__TO DO__: Identify the lines that include the word "trajectory", then copy all of them.

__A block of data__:
----

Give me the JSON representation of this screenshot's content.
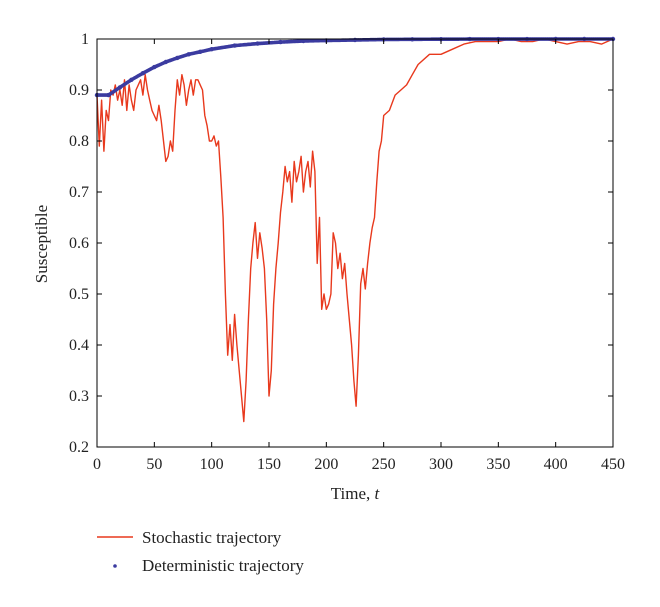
{
  "chart_data": {
    "type": "line",
    "xlabel": "Time, ",
    "xlabel_var": "t",
    "ylabel": "Susceptible",
    "xlim": [
      0,
      450
    ],
    "ylim": [
      0.2,
      1
    ],
    "xticks": [
      0,
      50,
      100,
      150,
      200,
      250,
      300,
      350,
      400,
      450
    ],
    "yticks": [
      0.2,
      0.3,
      0.4,
      0.5,
      0.6,
      0.7,
      0.8,
      0.9,
      1
    ],
    "ytick_labels": [
      "0.2",
      "0.3",
      "0.4",
      "0.5",
      "0.6",
      "0.7",
      "0.8",
      "0.9",
      "1"
    ],
    "grid": false,
    "legend_position": "below",
    "series": [
      {
        "name": "Stochastic trajectory",
        "color": "#e8391d",
        "style": "line",
        "x": [
          0,
          2,
          4,
          6,
          8,
          10,
          12,
          14,
          16,
          18,
          20,
          22,
          24,
          26,
          28,
          30,
          32,
          34,
          36,
          38,
          40,
          42,
          44,
          46,
          48,
          50,
          52,
          54,
          56,
          58,
          60,
          62,
          64,
          66,
          68,
          70,
          72,
          74,
          76,
          78,
          80,
          82,
          84,
          86,
          88,
          90,
          92,
          94,
          96,
          98,
          100,
          102,
          104,
          106,
          108,
          110,
          112,
          114,
          116,
          118,
          120,
          122,
          124,
          126,
          128,
          130,
          132,
          134,
          136,
          138,
          140,
          142,
          144,
          146,
          148,
          150,
          152,
          154,
          156,
          158,
          160,
          162,
          164,
          166,
          168,
          170,
          172,
          174,
          176,
          178,
          180,
          182,
          184,
          186,
          188,
          190,
          192,
          194,
          196,
          198,
          200,
          202,
          204,
          206,
          208,
          210,
          212,
          214,
          216,
          218,
          220,
          222,
          224,
          226,
          228,
          230,
          232,
          234,
          236,
          238,
          240,
          242,
          244,
          246,
          248,
          250,
          255,
          260,
          265,
          270,
          275,
          280,
          290,
          300,
          310,
          320,
          330,
          340,
          350,
          360,
          370,
          380,
          390,
          400,
          410,
          420,
          430,
          440,
          450
        ],
        "values": [
          0.89,
          0.79,
          0.88,
          0.78,
          0.86,
          0.84,
          0.9,
          0.89,
          0.91,
          0.88,
          0.9,
          0.87,
          0.92,
          0.86,
          0.91,
          0.88,
          0.86,
          0.9,
          0.91,
          0.92,
          0.89,
          0.93,
          0.9,
          0.88,
          0.86,
          0.85,
          0.84,
          0.87,
          0.84,
          0.8,
          0.76,
          0.77,
          0.8,
          0.78,
          0.86,
          0.92,
          0.89,
          0.93,
          0.91,
          0.87,
          0.9,
          0.92,
          0.89,
          0.92,
          0.92,
          0.91,
          0.9,
          0.85,
          0.83,
          0.8,
          0.8,
          0.81,
          0.79,
          0.8,
          0.73,
          0.65,
          0.5,
          0.38,
          0.44,
          0.37,
          0.46,
          0.4,
          0.35,
          0.3,
          0.25,
          0.33,
          0.45,
          0.55,
          0.6,
          0.64,
          0.57,
          0.62,
          0.59,
          0.55,
          0.45,
          0.3,
          0.35,
          0.48,
          0.55,
          0.6,
          0.66,
          0.7,
          0.75,
          0.72,
          0.74,
          0.68,
          0.76,
          0.72,
          0.74,
          0.77,
          0.7,
          0.74,
          0.76,
          0.71,
          0.78,
          0.74,
          0.56,
          0.65,
          0.47,
          0.5,
          0.47,
          0.48,
          0.5,
          0.62,
          0.6,
          0.55,
          0.58,
          0.53,
          0.56,
          0.5,
          0.45,
          0.4,
          0.33,
          0.28,
          0.38,
          0.52,
          0.55,
          0.51,
          0.56,
          0.6,
          0.63,
          0.65,
          0.72,
          0.78,
          0.8,
          0.85,
          0.86,
          0.89,
          0.9,
          0.91,
          0.93,
          0.95,
          0.97,
          0.97,
          0.98,
          0.99,
          0.995,
          0.995,
          0.995,
          1.0,
          0.995,
          0.995,
          1.0,
          0.995,
          0.99,
          0.995,
          0.995,
          0.99,
          1.0
        ]
      },
      {
        "name": "Deterministic trajectory",
        "color": "#3b3ba0",
        "style": "dots",
        "x": [
          0,
          10,
          20,
          30,
          40,
          50,
          60,
          70,
          80,
          90,
          100,
          120,
          140,
          160,
          180,
          200,
          225,
          250,
          275,
          300,
          325,
          350,
          375,
          400,
          425,
          450
        ],
        "values": [
          0.89,
          0.89,
          0.905,
          0.92,
          0.933,
          0.945,
          0.955,
          0.963,
          0.97,
          0.975,
          0.98,
          0.987,
          0.991,
          0.994,
          0.996,
          0.997,
          0.998,
          0.999,
          0.9995,
          0.9997,
          0.9998,
          0.9999,
          0.9999,
          1.0,
          1.0,
          1.0
        ]
      }
    ]
  }
}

----

__OUTPUT OF THE EXERCISE__:
        "name": "Stochastic trajectory",
        "name": "Deterministic trajectory",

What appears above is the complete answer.